Below is a little bit to help you get going.
Step 1. Divide the code up into logical chunks. Key things to look for to identify logical chunks are the stack prologue and epilogue code, function calls, branch statements and addresses identified by the branch statements.
Step 2. Make notes about what each chunk is doing.
For example ...
f:
pushl %ebp
movl %esp, %ebp ; Create the stack frame
pushl %ebx ; and save non-volatile register EBX
subl $36, %esp ; Carve space for 9 32-bit words on the stack
; Notes: 8(%ebp) is the address for the 1st parameter
; 12(%ebp) is the address for the 2nd parameter
; 16(%ebp) is the address for the 3rd parameter
;
; Anything addresses as -#(%ebp) will be a stack variable
; local to this function.
;
; Anything addressed as #(%esp) will be used to pass parameters
; to the sub-function. The advantage of doing it this way is that
; parameters passed to the sub-function do not have to be popped
; after every call to a sub-function.
movl 8(%ebp), %edx ; EDX = 1st parameter
movl 12(%ebp), %eax ; EAX = 2nd parameter
movl (%eax), %eax ; The 2nd parameter is a pointer!

**Items from a data source:**
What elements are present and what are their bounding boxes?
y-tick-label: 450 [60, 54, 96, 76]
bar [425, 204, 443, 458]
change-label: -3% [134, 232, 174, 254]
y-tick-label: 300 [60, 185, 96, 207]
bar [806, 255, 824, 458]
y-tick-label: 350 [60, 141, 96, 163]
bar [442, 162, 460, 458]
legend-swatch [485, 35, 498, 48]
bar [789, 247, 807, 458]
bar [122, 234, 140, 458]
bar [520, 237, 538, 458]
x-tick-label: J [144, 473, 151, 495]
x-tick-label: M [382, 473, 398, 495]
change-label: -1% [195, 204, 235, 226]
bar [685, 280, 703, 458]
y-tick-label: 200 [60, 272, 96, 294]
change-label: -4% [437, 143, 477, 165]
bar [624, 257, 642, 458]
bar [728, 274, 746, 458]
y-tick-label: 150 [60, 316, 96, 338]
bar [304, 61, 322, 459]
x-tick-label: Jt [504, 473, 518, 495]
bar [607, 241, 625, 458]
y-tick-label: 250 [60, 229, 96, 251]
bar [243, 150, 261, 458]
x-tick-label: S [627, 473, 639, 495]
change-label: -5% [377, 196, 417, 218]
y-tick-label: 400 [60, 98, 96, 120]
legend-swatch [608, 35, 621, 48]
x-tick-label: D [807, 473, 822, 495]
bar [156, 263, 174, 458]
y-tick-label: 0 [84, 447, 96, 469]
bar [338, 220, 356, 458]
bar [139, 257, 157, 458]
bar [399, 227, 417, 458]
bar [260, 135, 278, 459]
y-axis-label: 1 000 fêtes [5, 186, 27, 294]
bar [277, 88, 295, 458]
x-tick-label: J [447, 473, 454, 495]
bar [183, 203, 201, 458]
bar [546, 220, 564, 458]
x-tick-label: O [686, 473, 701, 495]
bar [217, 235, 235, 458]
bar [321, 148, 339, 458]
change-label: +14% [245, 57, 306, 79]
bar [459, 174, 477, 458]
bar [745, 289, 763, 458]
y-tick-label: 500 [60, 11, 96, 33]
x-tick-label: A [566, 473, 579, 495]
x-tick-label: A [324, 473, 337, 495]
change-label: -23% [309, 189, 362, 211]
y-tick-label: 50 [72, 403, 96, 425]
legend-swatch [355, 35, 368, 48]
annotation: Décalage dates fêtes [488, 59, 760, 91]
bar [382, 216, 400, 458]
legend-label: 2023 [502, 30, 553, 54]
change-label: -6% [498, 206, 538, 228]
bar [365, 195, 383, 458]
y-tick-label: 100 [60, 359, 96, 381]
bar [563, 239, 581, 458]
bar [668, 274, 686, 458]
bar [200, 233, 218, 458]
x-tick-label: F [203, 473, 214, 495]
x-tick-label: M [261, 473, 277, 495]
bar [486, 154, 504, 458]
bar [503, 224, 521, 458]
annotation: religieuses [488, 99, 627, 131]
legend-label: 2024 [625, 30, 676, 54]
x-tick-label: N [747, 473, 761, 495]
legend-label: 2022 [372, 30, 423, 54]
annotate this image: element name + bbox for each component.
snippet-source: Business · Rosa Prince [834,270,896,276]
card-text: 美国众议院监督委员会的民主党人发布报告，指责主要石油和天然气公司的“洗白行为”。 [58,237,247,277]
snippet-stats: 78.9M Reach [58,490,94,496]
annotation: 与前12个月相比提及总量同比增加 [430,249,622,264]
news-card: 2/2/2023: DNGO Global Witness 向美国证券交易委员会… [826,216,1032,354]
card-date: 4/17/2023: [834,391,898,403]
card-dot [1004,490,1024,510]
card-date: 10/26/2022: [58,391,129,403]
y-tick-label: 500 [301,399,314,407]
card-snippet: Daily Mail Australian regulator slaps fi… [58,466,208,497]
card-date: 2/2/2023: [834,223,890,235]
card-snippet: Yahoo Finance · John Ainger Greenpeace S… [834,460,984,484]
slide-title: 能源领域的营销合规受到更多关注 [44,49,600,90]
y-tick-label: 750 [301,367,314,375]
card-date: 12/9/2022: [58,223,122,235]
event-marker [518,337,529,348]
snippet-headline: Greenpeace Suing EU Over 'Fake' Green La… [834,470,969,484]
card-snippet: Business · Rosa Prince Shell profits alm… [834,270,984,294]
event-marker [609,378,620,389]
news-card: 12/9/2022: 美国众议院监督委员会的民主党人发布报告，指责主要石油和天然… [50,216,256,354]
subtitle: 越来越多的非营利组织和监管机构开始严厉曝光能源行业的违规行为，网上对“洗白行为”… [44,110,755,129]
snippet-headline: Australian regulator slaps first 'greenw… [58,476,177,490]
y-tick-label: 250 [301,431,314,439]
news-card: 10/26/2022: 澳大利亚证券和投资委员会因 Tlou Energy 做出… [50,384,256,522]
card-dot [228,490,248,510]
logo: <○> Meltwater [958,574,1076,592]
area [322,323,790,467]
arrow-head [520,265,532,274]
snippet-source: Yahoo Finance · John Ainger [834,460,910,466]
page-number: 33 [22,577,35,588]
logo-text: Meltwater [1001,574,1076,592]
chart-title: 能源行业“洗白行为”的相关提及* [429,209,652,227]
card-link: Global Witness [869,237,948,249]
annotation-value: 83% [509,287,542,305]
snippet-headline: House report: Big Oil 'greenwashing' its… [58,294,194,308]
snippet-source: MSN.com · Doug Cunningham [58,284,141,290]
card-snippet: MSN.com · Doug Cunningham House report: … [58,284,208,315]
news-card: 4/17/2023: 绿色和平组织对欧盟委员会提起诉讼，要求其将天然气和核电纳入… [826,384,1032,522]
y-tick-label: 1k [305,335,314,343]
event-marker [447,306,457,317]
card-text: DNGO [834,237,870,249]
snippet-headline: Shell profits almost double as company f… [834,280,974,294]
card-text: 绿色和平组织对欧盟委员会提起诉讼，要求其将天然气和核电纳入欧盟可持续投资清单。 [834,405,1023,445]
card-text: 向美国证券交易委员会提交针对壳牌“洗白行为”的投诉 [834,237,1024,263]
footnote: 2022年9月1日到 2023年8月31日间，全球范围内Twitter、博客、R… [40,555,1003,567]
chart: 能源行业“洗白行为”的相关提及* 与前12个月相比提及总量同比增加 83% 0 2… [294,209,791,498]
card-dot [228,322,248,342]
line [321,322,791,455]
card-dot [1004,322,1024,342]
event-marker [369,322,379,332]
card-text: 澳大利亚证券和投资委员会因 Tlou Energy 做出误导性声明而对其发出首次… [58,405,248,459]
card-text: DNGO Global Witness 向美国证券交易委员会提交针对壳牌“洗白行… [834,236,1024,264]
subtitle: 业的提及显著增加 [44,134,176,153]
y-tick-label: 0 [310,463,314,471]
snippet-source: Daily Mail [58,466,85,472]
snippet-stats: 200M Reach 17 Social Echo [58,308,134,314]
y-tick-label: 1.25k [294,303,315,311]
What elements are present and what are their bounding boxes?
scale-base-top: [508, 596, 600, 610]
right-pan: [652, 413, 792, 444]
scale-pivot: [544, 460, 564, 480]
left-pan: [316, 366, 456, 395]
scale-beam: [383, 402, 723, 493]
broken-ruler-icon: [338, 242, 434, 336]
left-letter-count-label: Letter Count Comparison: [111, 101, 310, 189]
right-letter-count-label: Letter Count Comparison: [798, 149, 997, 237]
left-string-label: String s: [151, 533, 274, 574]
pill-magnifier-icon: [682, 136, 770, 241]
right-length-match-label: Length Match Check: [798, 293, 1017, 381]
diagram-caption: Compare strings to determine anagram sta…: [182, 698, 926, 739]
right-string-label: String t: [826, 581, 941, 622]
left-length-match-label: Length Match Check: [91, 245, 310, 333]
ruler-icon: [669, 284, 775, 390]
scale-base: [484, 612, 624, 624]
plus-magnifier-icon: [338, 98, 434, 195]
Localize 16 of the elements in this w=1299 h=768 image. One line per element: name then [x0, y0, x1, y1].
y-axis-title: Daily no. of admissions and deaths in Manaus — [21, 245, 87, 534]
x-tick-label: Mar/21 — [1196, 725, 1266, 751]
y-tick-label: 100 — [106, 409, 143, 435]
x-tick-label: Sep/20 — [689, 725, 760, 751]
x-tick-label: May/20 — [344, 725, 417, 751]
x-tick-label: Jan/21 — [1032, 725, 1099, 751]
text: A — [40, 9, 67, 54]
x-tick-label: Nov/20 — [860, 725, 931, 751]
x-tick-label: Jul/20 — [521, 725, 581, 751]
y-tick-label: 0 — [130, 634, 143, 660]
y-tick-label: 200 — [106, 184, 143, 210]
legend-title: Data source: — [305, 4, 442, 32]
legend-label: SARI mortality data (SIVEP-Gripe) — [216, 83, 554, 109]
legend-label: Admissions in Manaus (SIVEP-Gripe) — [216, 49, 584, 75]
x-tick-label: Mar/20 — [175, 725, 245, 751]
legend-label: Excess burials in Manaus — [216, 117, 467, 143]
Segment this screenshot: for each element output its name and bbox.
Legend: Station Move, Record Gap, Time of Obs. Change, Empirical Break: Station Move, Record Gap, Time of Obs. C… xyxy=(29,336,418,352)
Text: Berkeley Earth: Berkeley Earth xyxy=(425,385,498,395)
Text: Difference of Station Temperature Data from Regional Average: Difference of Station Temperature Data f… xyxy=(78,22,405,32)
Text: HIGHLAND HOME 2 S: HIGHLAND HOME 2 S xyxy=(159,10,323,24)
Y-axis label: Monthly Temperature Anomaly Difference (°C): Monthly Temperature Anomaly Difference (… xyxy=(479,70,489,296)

**WRITTEN PROBLEM A:** According to the assembly walkthrough, how much space does the instruction "subl $36, %esp" carve out on the stack?
**WRITTEN PROBLEM B:** Continue the assembly walkthrough from the point where it stops.

**EXERCISE ANSWER A:** Space for 9 32-bit words.

**EXERCISE ANSWER B:**
movl %edx, 8(%esp) ; Pass EDX as 3rd parameter to sub-function
leal 16(%ebp), %edx ; EDX = address of 3rd parameter to this function
movl %edx, 4(%esp) ; Passing it as 2nd parameter to sub-function
movl %eax, (%esp) ; Pass EAX as 3rd parameter to sub-function
call f ; Call sub-function
movl %eax, -12(%ebp) ; Save return value to local stack variable
; More Notes:
; I am guessing that this bit of decompiled code was an object file.
; Experience has shown me that when the address sub-functions used by
; CALL are all the same (and match the address of the calling function)
; this is often due to decompiling an object file as opposed to an
; executable. If however, the sub-function address truly is '0xf', then
; this will be a recursive routine that will blow the stack as there is
; no exit condition.
movl 16(%ebp), %edx ; EDX: 3rd parameter passed to function
; likely modified by previous CALL
movl 12(%ebp), %eax ; EAX: 2nd parameter passed to function
movl %edx, (%eax) ; Save EDX to the location pointed to by the 2nd parameter
movl 12(%ebp), %eax ; EAX: 2nd parameter passed to function (recall it's a ptr)
movl (%eax), %edx ; ... and so on ...
movl -12(%ebp), %eax
movl %edx, 8(%esp)
leal 8(%ebp), %edx)
movl %edx, 4(%esp)
movl %eax, (%esp)
call f
movl %eax, %ebx
movl 16(%ebp), %edx
movl -12(%ebp), %eax
movl %edx, 8(%esp)
movl 12(%ebp), %edx
movl %edx, 4(%esp)
movl %eax, (%esp)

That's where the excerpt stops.